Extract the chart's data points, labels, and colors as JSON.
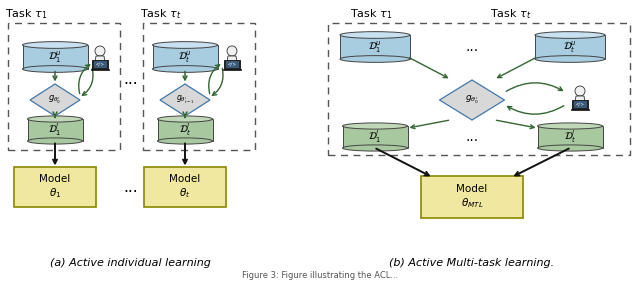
{
  "fig_width": 6.4,
  "fig_height": 2.85,
  "dpi": 100,
  "caption_a": "(a) Active individual learning",
  "caption_b": "(b) Active Multi-task learning.",
  "bg_color": "#ffffff",
  "db_blue_face": "#a8cce0",
  "db_blue_top": "#c8e0f0",
  "db_green_face": "#a8c8a0",
  "db_green_top": "#c0d8b8",
  "diamond_face": "#d8d8d8",
  "diamond_edge": "#4477aa",
  "model_face": "#f0e8a0",
  "model_edge": "#888800",
  "dashed_edge": "#555555",
  "arrow_green": "#336633",
  "arrow_black": "#111111",
  "label_tau1": "Task $\\tau_1$",
  "label_taut": "Task $\\tau_t$",
  "label_dots": "...",
  "label_D1u": "$\\mathcal{D}_1^u$",
  "label_Dtu": "$\\mathcal{D}_t^u$",
  "label_D1l": "$\\mathcal{D}_1^l$",
  "label_Dtl": "$\\mathcal{D}_t^l$",
  "label_g0": "$g_{\\theta_0^{\\prime}}$",
  "label_gt1": "$g_{\\theta_{t-1}^{\\prime}}$",
  "label_gb": "$g_{\\theta_0^{\\prime}}$",
  "label_model1": "Model\n$\\theta_1$",
  "label_modelt": "Model\n$\\theta_t$",
  "label_modelMTL": "Model\n$\\theta_{MTL}$"
}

★ ★ ★ ★ ★ ★ ★

__Task details__: Identify how many lines in the entries above contain the word "Active" and provide only that figure.

__Response__: 2